▸ **To be done**:
Identify and pull out each line of the entries in which "title" occurs.

(Records)
>>>
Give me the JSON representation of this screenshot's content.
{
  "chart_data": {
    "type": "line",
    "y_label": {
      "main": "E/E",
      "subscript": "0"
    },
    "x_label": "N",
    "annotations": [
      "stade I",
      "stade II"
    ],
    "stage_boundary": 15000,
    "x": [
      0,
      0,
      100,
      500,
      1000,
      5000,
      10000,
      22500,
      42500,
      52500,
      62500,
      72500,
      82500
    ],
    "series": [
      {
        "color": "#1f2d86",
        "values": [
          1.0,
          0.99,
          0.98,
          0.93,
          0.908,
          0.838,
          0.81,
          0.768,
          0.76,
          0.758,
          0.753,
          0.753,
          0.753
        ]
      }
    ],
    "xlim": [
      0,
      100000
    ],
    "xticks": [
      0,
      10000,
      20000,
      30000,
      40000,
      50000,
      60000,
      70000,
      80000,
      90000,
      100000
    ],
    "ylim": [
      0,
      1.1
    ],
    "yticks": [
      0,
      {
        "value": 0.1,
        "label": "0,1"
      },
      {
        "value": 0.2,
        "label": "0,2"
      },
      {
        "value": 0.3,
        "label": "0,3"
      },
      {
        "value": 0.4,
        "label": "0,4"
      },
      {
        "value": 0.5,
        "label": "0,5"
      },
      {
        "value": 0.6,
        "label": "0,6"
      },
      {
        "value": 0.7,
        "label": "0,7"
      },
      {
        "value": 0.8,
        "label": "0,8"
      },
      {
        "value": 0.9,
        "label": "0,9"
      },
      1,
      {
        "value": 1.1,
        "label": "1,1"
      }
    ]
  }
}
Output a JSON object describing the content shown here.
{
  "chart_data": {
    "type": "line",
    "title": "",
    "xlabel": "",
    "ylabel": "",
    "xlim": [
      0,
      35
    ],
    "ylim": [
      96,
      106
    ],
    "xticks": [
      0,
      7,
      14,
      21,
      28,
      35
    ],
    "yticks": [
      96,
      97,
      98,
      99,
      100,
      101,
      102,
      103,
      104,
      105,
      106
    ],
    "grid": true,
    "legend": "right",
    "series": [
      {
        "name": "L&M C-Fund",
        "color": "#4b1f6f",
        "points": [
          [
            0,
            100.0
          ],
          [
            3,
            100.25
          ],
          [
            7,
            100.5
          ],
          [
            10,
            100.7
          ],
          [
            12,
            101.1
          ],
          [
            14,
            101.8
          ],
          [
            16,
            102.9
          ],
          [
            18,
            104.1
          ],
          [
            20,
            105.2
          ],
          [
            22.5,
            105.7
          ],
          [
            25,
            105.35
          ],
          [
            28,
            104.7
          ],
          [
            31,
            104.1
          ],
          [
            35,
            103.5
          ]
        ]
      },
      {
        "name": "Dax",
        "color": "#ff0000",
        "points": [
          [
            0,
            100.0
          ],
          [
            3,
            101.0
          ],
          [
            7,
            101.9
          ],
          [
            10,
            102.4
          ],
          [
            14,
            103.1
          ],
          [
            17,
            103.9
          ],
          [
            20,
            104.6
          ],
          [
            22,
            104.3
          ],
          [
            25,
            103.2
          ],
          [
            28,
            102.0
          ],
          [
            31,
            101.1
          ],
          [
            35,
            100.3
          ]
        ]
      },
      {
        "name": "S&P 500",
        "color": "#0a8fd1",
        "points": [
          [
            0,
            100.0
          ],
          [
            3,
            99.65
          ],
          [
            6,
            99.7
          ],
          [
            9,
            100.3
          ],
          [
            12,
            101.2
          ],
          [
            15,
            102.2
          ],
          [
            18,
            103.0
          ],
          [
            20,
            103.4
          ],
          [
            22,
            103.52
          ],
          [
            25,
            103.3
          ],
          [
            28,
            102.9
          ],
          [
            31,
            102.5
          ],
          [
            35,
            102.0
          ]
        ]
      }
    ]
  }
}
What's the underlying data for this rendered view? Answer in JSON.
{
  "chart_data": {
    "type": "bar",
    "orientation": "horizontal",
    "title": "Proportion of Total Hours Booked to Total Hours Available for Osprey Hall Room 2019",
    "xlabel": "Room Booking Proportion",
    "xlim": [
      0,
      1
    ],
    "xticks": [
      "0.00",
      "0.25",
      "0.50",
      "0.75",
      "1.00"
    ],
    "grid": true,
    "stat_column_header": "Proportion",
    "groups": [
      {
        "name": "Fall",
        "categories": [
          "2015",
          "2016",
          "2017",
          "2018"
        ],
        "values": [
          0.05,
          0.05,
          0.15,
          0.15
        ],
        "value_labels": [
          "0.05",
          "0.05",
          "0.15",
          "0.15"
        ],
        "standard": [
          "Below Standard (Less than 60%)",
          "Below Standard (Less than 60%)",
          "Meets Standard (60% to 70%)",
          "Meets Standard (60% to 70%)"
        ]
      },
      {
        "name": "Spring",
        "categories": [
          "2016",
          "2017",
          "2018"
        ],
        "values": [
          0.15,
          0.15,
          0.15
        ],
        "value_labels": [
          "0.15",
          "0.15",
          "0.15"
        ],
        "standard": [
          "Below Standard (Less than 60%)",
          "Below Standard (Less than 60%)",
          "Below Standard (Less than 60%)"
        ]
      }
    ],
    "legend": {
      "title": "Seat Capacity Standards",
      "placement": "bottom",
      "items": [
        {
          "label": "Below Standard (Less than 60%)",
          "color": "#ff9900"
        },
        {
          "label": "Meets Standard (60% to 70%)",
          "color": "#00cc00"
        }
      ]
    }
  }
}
<<<
▸ **Answer to the problem**:
    "title": "",
    "title": "Proportion of Total Hours Booked to Total Hours Available for Osprey Hall Room 2019",
      "title": "Seat Capacity Standards",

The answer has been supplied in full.